▶ **SUPPLIED MATERIAL**:
^^^^^^^^^^^^^^^^

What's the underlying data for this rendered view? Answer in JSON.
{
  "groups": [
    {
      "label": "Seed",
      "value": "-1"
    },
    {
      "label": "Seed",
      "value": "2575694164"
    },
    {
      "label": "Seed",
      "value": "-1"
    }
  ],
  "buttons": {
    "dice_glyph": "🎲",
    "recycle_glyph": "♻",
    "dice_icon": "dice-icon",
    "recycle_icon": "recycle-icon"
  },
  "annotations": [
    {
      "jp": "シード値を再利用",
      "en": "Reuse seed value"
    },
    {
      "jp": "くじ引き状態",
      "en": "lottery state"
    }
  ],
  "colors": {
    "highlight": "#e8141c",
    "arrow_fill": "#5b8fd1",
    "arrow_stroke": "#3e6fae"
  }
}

^^^^^^^^^^^^^^^^

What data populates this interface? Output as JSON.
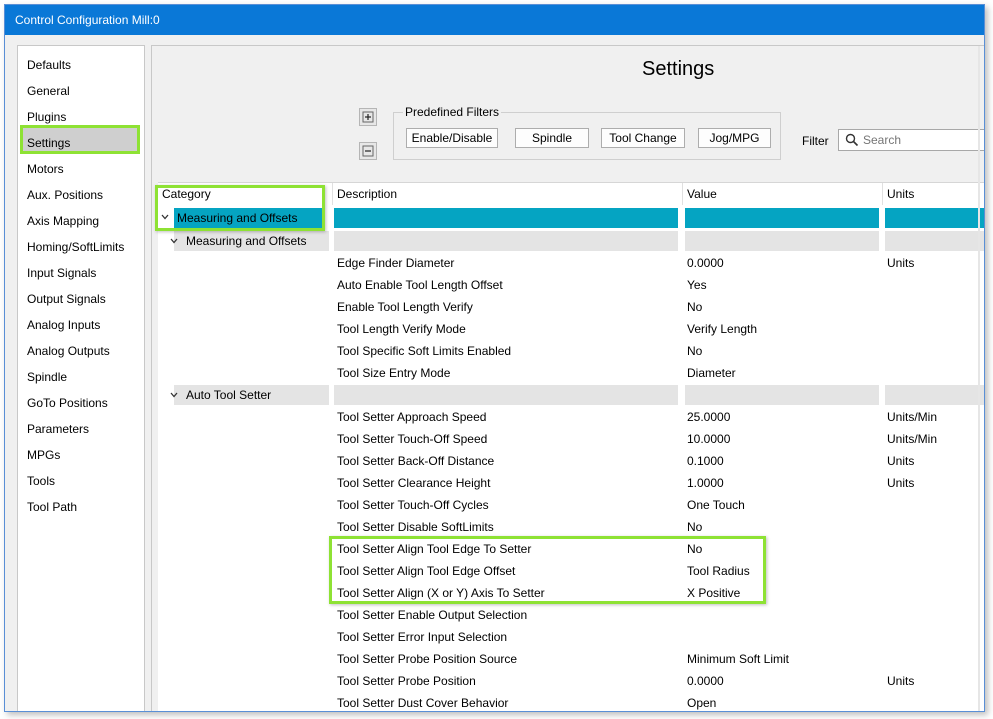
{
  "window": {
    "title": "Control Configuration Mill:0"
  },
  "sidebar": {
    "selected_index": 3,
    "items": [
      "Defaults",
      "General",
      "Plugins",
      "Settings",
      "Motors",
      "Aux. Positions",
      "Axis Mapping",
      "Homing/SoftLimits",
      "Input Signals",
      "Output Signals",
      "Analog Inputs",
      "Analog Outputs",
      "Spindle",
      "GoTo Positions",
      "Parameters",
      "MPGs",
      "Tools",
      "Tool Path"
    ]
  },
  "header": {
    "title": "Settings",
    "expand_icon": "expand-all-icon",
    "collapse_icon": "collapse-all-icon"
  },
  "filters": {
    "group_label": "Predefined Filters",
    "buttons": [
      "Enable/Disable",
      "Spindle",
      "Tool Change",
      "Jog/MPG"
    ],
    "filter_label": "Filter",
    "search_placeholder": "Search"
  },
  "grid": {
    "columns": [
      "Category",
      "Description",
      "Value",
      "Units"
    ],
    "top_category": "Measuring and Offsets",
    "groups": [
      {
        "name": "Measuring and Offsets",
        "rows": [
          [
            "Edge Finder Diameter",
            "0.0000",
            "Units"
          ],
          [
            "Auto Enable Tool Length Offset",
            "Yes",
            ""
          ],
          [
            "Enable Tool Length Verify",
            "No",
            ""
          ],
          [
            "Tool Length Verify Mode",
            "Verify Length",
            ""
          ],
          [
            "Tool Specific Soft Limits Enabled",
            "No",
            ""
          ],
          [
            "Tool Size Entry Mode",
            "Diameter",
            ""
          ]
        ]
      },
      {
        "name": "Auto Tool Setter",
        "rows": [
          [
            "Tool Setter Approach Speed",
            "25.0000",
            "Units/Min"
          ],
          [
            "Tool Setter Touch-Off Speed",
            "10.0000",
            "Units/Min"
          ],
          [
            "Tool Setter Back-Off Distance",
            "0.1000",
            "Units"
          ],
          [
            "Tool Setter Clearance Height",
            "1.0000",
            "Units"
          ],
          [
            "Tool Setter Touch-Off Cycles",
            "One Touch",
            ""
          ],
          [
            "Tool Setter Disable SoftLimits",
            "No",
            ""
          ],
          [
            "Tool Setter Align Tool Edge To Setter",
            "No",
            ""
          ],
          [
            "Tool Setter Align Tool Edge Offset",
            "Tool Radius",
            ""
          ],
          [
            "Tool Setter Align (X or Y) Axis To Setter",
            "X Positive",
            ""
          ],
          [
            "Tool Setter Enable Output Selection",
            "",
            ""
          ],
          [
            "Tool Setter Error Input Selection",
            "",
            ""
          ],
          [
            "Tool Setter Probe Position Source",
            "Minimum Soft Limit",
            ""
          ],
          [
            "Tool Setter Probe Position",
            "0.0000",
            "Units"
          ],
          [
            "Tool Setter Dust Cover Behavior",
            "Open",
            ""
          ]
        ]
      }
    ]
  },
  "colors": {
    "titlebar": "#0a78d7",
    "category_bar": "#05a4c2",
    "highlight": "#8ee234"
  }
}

^^^^^^^^^^^^^^^^

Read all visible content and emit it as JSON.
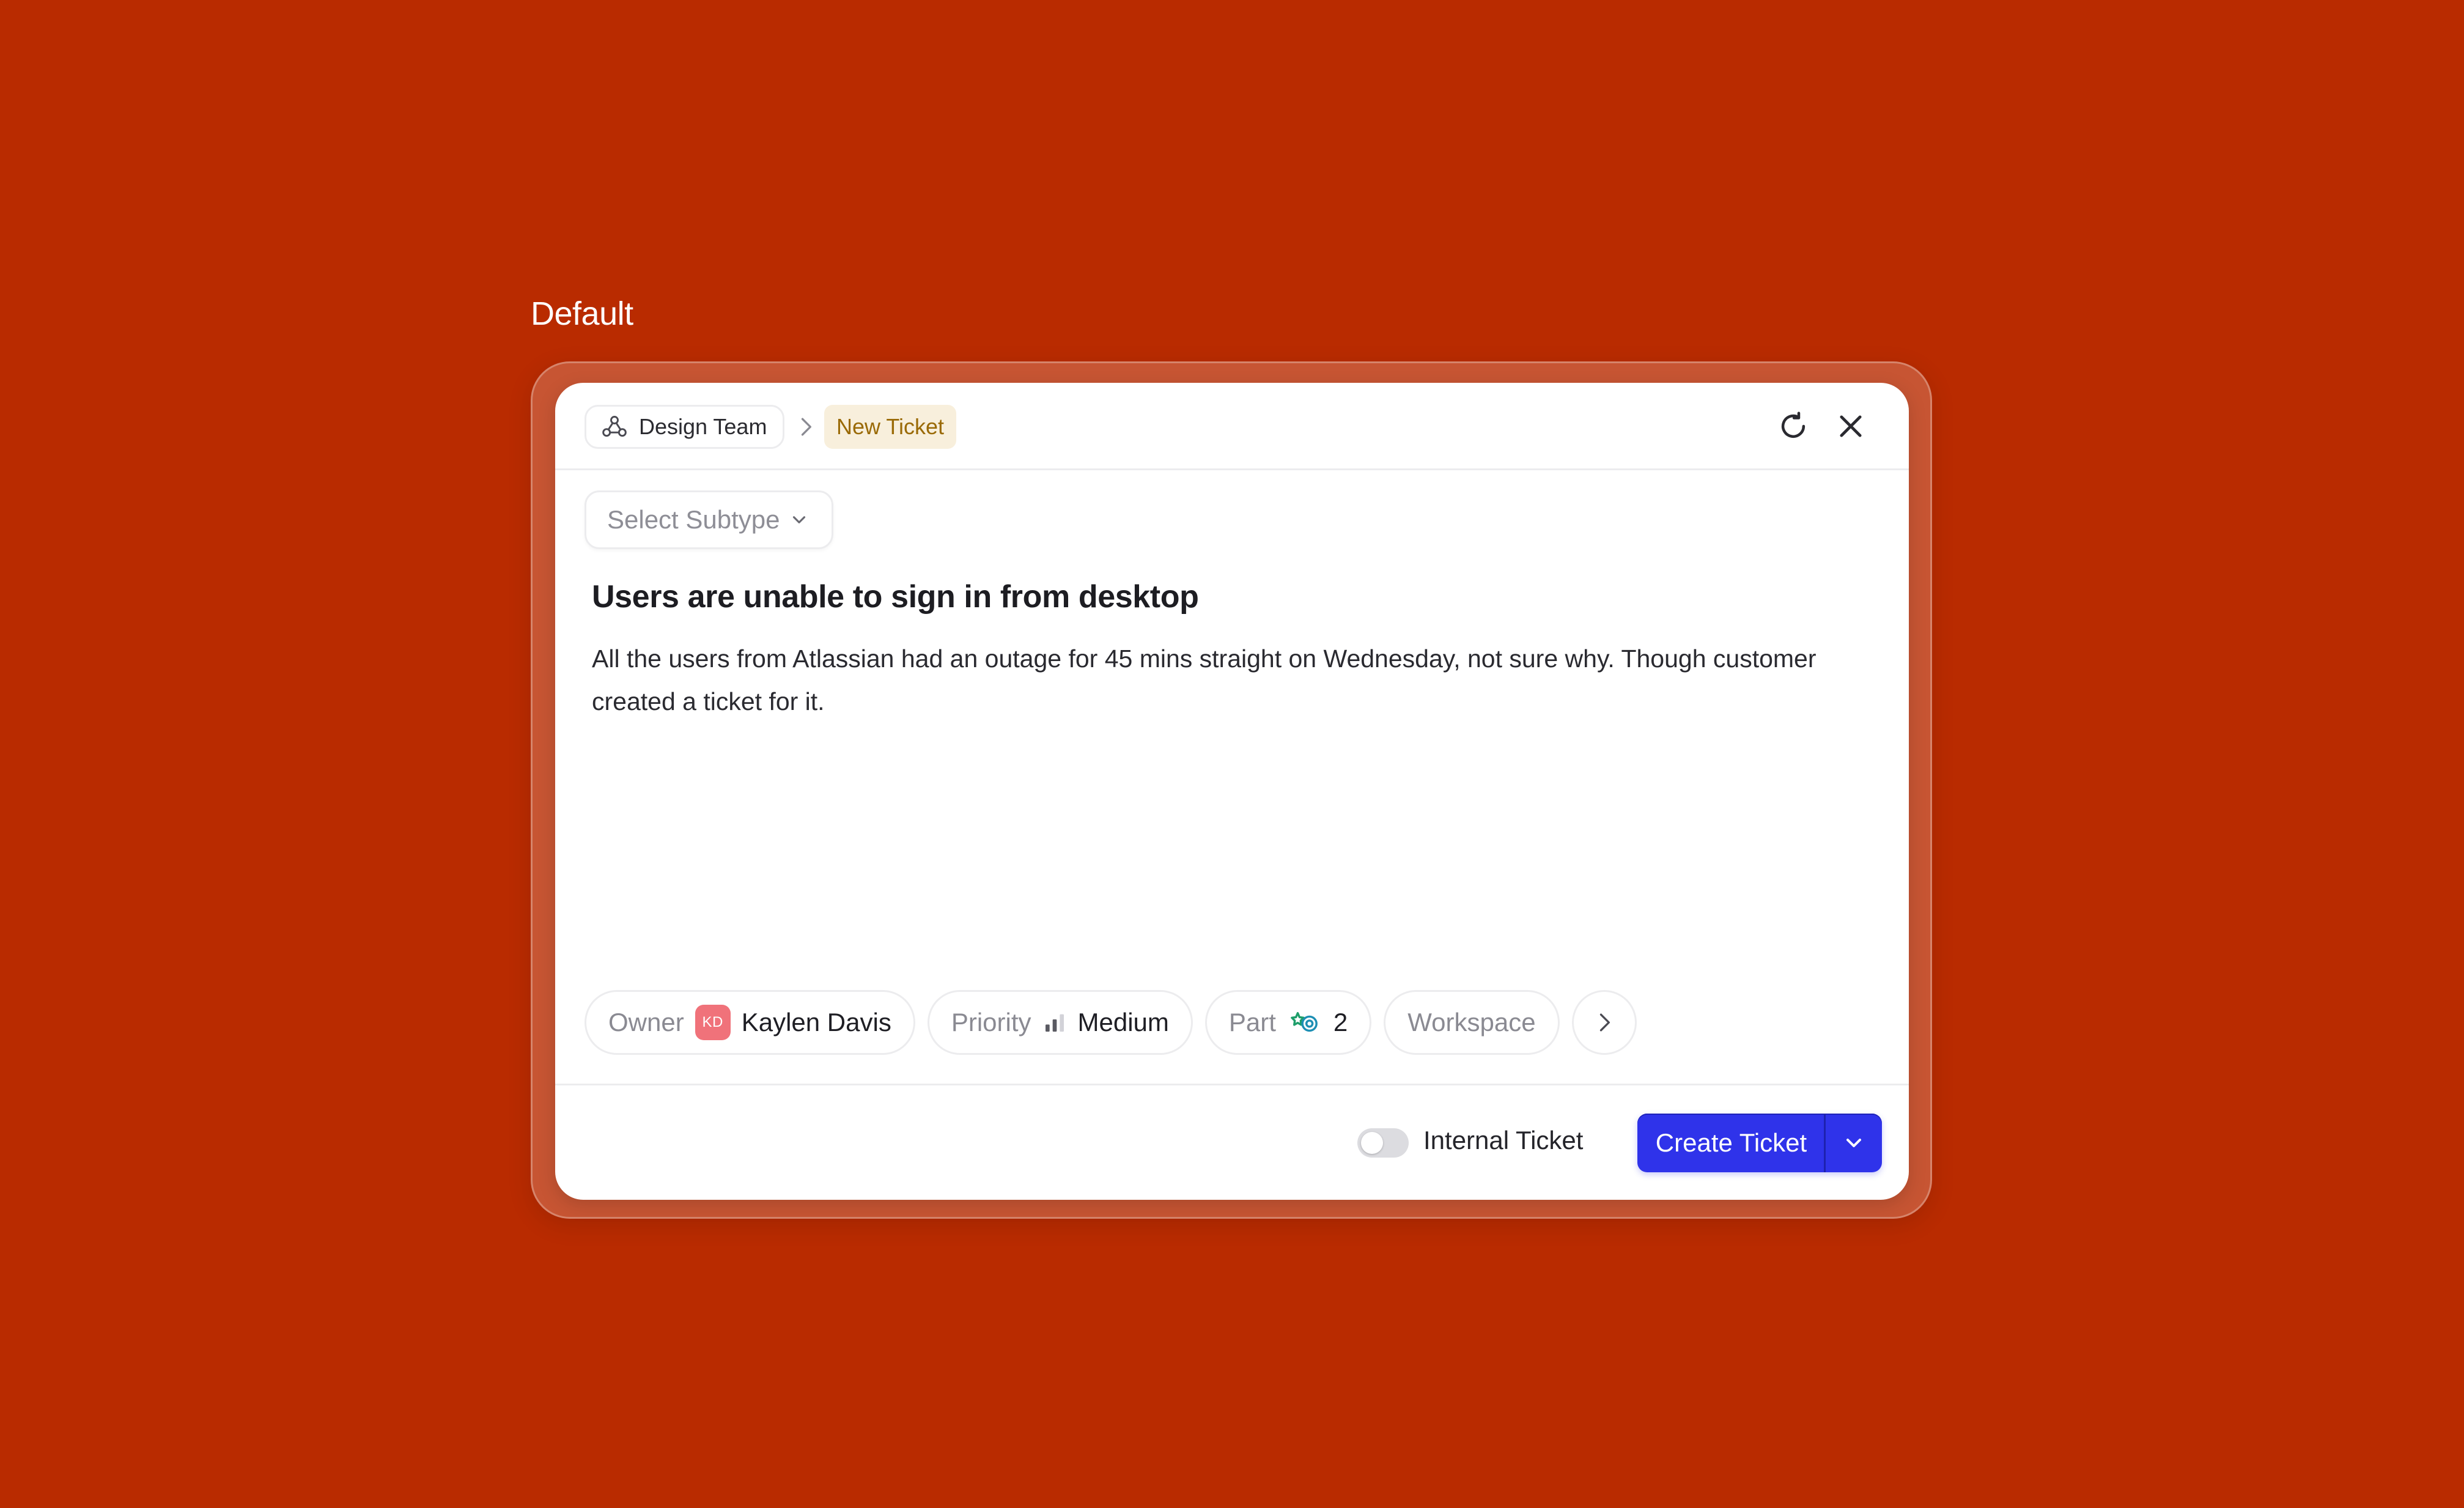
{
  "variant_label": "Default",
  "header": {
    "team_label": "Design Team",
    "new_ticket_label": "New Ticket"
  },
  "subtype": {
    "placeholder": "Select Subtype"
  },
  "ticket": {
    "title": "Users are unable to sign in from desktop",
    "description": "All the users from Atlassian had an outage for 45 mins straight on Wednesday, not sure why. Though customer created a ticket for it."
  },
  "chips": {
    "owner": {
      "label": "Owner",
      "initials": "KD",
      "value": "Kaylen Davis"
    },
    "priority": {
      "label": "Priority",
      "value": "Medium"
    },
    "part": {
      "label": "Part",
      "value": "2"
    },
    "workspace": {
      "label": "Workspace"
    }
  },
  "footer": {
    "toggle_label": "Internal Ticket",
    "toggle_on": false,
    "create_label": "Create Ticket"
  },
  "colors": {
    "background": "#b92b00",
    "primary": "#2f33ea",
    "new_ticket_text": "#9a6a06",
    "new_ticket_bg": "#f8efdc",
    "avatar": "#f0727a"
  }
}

^^^^^^^^^^^^^^^^

▶ **GIVEN INSTRUCTION**: Which lines contain "from"? Show each of them.

▶ **EXERCISE RESULT**:
    "title": "Users are unable to sign in from desktop",
    "description": "All the users from Atlassian had an outage for 45 mins straight on Wednesday, not sure why. Though customer created a ticket for it."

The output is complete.